>> BEGIN
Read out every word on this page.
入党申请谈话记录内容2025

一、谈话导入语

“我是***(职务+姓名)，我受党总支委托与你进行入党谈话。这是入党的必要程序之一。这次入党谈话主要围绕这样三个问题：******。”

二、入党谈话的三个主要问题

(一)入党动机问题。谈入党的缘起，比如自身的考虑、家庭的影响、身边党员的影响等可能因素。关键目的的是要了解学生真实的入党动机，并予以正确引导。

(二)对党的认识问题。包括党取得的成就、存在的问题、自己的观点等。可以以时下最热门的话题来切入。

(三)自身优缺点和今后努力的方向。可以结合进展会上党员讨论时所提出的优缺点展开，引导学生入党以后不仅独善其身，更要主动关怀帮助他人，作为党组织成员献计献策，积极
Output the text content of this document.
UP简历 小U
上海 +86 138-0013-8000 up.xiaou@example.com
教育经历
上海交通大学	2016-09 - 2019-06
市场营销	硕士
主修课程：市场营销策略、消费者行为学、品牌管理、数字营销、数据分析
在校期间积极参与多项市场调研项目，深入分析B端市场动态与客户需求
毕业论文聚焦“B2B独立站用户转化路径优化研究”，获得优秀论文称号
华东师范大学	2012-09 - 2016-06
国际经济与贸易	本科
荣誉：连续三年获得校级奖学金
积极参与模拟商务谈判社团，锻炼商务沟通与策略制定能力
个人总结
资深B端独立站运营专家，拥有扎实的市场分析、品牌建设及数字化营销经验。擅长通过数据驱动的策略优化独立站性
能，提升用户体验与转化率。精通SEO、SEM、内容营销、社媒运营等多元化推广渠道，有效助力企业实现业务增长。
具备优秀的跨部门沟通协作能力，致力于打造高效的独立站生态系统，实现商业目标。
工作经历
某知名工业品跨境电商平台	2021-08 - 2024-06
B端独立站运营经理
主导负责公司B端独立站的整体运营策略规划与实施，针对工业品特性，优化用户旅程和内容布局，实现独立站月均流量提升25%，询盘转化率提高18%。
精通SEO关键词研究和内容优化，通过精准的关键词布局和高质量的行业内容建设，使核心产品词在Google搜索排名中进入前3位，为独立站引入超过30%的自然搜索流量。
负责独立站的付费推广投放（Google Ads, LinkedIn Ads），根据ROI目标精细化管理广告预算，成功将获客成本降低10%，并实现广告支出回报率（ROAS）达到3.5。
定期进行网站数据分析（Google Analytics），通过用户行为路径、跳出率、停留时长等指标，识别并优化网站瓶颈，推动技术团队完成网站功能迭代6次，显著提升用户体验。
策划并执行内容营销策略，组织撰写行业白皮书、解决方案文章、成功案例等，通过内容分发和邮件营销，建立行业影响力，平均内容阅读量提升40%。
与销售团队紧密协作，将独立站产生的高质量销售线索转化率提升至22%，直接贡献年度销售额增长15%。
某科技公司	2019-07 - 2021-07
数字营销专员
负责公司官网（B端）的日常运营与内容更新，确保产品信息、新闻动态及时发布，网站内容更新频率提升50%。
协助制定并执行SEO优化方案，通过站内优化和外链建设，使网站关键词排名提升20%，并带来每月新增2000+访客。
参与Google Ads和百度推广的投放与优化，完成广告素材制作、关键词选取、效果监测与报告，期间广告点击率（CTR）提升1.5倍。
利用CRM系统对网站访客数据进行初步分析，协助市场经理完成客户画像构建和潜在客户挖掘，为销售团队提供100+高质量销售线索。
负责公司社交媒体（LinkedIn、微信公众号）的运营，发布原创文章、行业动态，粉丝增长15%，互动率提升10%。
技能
>> END
## PROBLEM REQUIREMENTS
Working from the material above, retype it in its entirety without change.

## EXPECTED ANSWER
Read out every word on this page.
入党申请谈话记录内容2025

一、谈话导入语

“我是***(职务+姓名)，我受党总支委托与你进行入党谈话。这是入党的必要程序之一。这次入党谈话主要围绕这样三个问题：******。”

二、入党谈话的三个主要问题

(一)入党动机问题。谈入党的缘起，比如自身的考虑、家庭的影响、身边党员的影响等可能因素。关键目的的是要了解学生真实的入党动机，并予以正确引导。

(二)对党的认识问题。包括党取得的成就、存在的问题、自己的观点等。可以以时下最热门的话题来切入。

(三)自身优缺点和今后努力的方向。可以结合进展会上党员讨论时所提出的优缺点展开，引导学生入党以后不仅独善其身，更要主动关怀帮助他人，作为党组织成员献计献策，积极
Output the text content of this document.
UP简历 小U
上海 +86 138-0013-8000 up.xiaou@example.com
教育经历
上海交通大学	2016-09 - 2019-06
市场营销	硕士
主修课程：市场营销策略、消费者行为学、品牌管理、数字营销、数据分析
在校期间积极参与多项市场调研项目，深入分析B端市场动态与客户需求
毕业论文聚焦“B2B独立站用户转化路径优化研究”，获得优秀论文称号
华东师范大学	2012-09 - 2016-06
国际经济与贸易	本科
荣誉：连续三年获得校级奖学金
积极参与模拟商务谈判社团，锻炼商务沟通与策略制定能力
个人总结
资深B端独立站运营专家，拥有扎实的市场分析、品牌建设及数字化营销经验。擅长通过数据驱动的策略优化独立站性
能，提升用户体验与转化率。精通SEO、SEM、内容营销、社媒运营等多元化推广渠道，有效助力企业实现业务增长。
具备优秀的跨部门沟通协作能力，致力于打造高效的独立站生态系统，实现商业目标。
工作经历
某知名工业品跨境电商平台	2021-08 - 2024-06
B端独立站运营经理
主导负责公司B端独立站的整体运营策略规划与实施，针对工业品特性，优化用户旅程和内容布局，实现独立站月均流量提升25%，询盘转化率提高18%。
精通SEO关键词研究和内容优化，通过精准的关键词布局和高质量的行业内容建设，使核心产品词在Google搜索排名中进入前3位，为独立站引入超过30%的自然搜索流量。
负责独立站的付费推广投放（Google Ads, LinkedIn Ads），根据ROI目标精细化管理广告预算，成功将获客成本降低10%，并实现广告支出回报率（ROAS）达到3.5。
定期进行网站数据分析（Google Analytics），通过用户行为路径、跳出率、停留时长等指标，识别并优化网站瓶颈，推动技术团队完成网站功能迭代6次，显著提升用户体验。
策划并执行内容营销策略，组织撰写行业白皮书、解决方案文章、成功案例等，通过内容分发和邮件营销，建立行业影响力，平均内容阅读量提升40%。
与销售团队紧密协作，将独立站产生的高质量销售线索转化率提升至22%，直接贡献年度销售额增长15%。
某科技公司	2019-07 - 2021-07
数字营销专员
负责公司官网（B端）的日常运营与内容更新，确保产品信息、新闻动态及时发布，网站内容更新频率提升50%。
协助制定并执行SEO优化方案，通过站内优化和外链建设，使网站关键词排名提升20%，并带来每月新增2000+访客。
参与Google Ads和百度推广的投放与优化，完成广告素材制作、关键词选取、效果监测与报告，期间广告点击率（CTR）提升1.5倍。
利用CRM系统对网站访客数据进行初步分析，协助市场经理完成客户画像构建和潜在客户挖掘，为销售团队提供100+高质量销售线索。
负责公司社交媒体（LinkedIn、微信公众号）的运营，发布原创文章、行业动态，粉丝增长15%，互动率提升10%。
技能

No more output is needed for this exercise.